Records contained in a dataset
══════

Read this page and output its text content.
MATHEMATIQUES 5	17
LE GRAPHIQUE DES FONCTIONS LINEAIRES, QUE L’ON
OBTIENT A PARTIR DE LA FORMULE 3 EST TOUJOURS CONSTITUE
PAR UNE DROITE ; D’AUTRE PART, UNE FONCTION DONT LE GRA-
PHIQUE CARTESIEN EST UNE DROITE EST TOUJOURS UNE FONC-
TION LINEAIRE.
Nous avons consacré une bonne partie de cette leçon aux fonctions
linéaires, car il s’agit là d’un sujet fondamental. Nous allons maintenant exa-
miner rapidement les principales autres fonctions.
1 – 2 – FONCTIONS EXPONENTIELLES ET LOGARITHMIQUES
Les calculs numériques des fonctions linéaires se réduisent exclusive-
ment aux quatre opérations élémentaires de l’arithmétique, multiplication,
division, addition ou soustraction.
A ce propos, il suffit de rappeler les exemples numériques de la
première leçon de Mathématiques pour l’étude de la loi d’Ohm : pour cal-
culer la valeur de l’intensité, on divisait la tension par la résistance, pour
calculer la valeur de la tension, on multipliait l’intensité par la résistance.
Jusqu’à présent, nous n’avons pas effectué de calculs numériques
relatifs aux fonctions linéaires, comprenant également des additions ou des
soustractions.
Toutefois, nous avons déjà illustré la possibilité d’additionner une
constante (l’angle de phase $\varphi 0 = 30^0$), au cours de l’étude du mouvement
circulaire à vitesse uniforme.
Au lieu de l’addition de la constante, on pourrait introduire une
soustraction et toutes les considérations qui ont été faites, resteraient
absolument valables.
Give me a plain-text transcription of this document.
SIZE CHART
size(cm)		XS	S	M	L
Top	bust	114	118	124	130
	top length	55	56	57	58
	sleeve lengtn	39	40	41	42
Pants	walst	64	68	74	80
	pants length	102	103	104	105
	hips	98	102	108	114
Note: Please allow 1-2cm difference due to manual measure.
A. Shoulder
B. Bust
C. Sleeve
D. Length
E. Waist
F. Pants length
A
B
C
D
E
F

══════

# TASK OBJECTIVE:
How many lines of the data hold the string "leçon"? Reply with the number alone.

# EXERCISE RESPONSE:
2